Pull every line of the entries that has the word "screenshot".

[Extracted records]
────

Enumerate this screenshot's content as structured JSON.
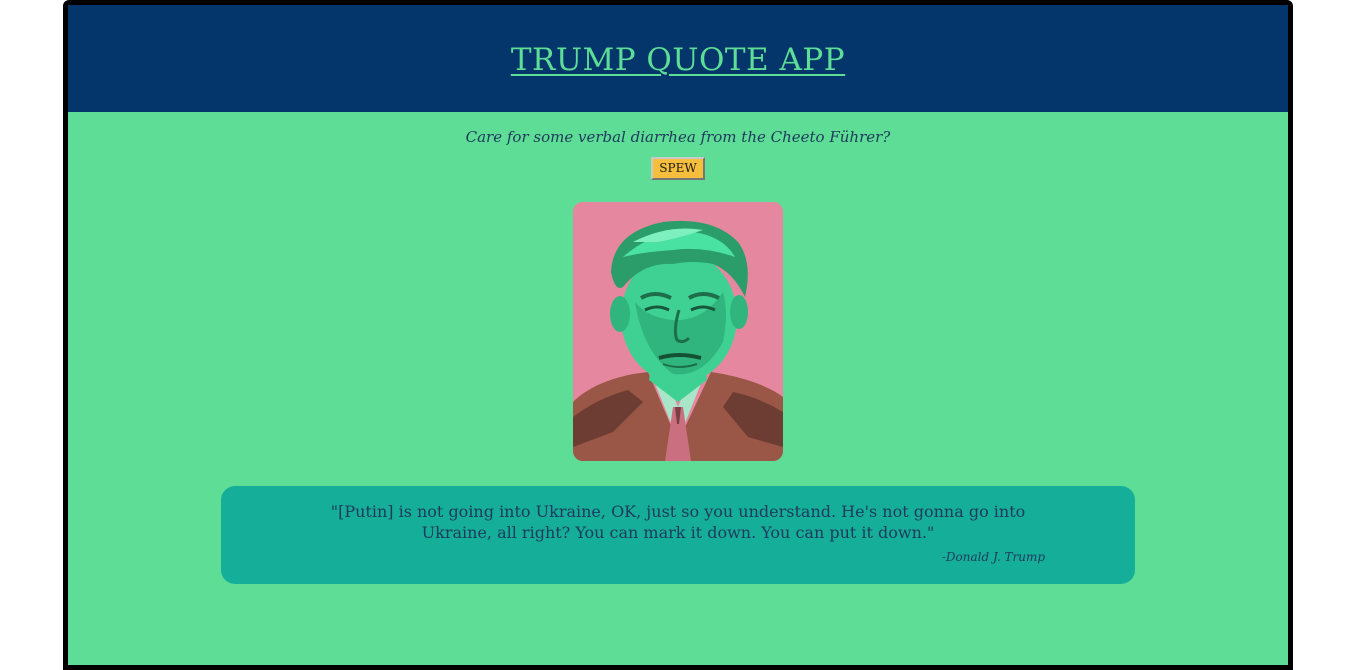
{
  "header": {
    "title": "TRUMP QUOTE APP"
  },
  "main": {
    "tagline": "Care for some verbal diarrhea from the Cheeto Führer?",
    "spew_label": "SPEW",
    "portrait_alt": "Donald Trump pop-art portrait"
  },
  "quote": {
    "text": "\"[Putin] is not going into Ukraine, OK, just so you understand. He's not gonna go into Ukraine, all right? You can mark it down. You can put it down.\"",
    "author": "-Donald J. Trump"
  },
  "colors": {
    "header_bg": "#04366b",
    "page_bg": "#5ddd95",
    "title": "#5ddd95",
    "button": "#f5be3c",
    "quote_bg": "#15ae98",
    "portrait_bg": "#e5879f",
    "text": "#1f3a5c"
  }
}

────

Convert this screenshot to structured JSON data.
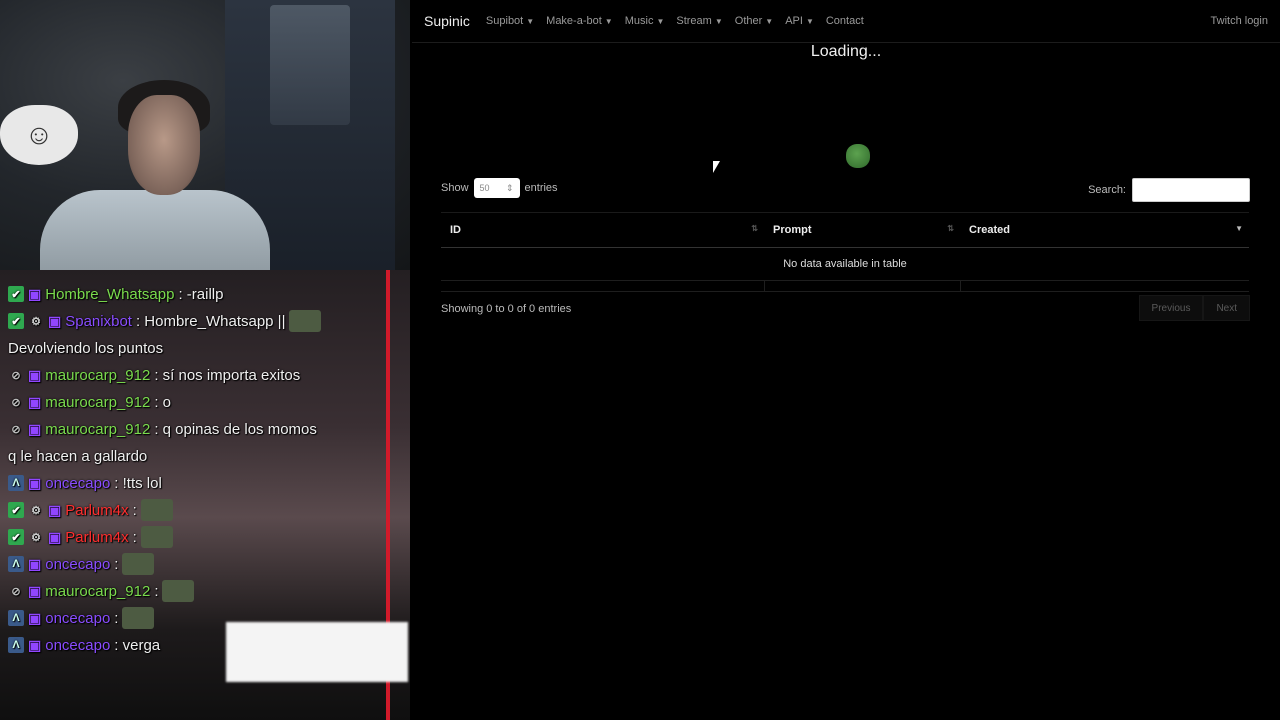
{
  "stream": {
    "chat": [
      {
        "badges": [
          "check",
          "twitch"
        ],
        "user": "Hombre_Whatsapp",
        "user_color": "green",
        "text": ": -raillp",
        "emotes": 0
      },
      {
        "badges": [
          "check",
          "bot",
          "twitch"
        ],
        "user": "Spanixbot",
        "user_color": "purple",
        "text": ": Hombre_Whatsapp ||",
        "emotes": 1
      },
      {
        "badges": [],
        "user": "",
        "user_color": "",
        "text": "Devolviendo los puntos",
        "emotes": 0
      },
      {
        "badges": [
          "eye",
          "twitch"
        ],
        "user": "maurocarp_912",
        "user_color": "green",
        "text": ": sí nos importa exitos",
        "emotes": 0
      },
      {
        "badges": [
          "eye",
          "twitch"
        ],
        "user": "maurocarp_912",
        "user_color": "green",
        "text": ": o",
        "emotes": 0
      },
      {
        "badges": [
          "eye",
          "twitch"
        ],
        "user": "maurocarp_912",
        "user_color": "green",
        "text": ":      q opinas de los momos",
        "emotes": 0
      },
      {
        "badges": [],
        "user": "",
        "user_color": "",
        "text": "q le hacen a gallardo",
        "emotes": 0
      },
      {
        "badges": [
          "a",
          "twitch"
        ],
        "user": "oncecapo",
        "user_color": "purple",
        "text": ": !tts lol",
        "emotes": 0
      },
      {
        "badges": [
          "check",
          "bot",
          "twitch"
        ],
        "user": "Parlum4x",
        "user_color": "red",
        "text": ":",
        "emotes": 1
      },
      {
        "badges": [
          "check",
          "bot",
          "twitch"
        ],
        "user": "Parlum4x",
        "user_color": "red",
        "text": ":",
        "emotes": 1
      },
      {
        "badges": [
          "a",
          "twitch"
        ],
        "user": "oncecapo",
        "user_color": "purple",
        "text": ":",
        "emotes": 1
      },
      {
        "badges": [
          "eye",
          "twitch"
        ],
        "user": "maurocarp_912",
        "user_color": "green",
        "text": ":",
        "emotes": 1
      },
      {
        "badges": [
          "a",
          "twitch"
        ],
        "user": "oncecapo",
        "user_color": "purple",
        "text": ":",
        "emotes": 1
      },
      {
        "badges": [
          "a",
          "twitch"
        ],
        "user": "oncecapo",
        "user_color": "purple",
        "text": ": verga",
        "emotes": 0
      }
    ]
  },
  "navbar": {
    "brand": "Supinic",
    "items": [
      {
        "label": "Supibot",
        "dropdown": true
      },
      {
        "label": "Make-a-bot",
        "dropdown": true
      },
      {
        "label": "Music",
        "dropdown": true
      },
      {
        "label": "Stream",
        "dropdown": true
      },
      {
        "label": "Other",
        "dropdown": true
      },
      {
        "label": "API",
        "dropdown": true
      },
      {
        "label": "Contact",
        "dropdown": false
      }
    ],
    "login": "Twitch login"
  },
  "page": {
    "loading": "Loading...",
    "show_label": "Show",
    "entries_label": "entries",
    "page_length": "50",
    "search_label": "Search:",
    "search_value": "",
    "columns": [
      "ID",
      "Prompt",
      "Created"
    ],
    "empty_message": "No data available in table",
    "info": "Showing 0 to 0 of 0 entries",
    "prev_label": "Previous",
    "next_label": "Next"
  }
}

────

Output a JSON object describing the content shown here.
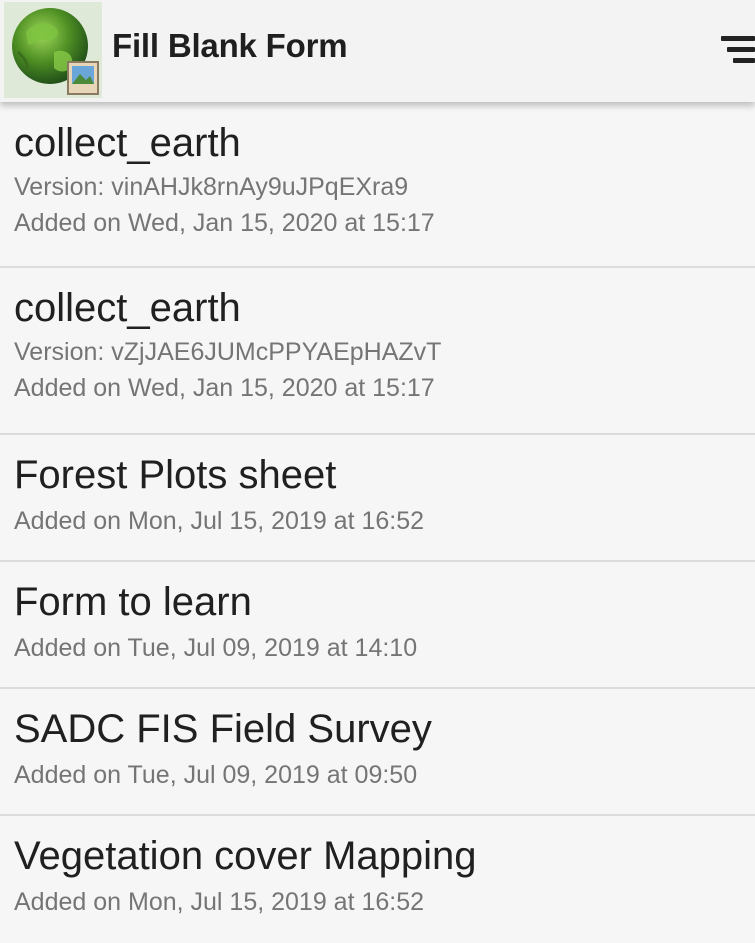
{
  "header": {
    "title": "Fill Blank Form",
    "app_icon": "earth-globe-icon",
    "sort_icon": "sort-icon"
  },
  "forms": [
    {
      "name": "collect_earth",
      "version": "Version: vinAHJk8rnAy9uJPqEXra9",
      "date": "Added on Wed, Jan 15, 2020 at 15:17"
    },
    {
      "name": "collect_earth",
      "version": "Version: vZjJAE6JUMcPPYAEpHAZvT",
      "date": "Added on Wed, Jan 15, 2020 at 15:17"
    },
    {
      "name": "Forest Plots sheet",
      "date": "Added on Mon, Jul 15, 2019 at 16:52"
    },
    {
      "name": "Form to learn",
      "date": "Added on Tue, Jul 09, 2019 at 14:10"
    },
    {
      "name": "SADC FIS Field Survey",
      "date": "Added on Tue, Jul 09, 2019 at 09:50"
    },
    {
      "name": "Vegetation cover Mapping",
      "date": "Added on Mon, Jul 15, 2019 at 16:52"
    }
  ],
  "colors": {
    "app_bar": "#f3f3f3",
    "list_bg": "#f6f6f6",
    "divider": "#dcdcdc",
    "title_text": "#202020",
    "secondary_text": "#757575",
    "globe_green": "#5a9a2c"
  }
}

────

→ Solution
Enumerate this screenshot's content as structured JSON.
Convert this screenshot to structured JSON data.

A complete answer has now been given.